== PROVIDED RECORDS ==
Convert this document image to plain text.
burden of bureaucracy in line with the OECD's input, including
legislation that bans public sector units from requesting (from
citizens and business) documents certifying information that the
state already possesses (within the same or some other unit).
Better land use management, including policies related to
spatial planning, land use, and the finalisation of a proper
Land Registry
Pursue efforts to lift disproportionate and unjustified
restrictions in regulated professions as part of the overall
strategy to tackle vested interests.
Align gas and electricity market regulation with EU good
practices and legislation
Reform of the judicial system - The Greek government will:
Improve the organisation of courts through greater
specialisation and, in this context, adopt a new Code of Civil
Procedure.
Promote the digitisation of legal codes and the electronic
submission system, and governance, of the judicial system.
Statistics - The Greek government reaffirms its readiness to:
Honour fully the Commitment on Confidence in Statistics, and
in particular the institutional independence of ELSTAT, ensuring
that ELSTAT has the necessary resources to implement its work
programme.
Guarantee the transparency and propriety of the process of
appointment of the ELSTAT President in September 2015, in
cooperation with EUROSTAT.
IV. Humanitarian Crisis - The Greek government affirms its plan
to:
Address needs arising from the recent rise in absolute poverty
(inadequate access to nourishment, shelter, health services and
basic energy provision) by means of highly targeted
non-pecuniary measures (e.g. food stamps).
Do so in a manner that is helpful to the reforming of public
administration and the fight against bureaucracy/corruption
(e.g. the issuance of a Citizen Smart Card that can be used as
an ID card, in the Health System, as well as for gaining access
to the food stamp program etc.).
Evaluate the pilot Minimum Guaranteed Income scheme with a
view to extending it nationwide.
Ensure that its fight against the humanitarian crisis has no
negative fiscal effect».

== GIVEN PROBLEM ==
Which lines include the word "this"? Copy every one of them.

== ANSWER TO THE PROBLEM ==
Convert this document image to plain text.
specialisation and, in this context, adopt a new Code of Civil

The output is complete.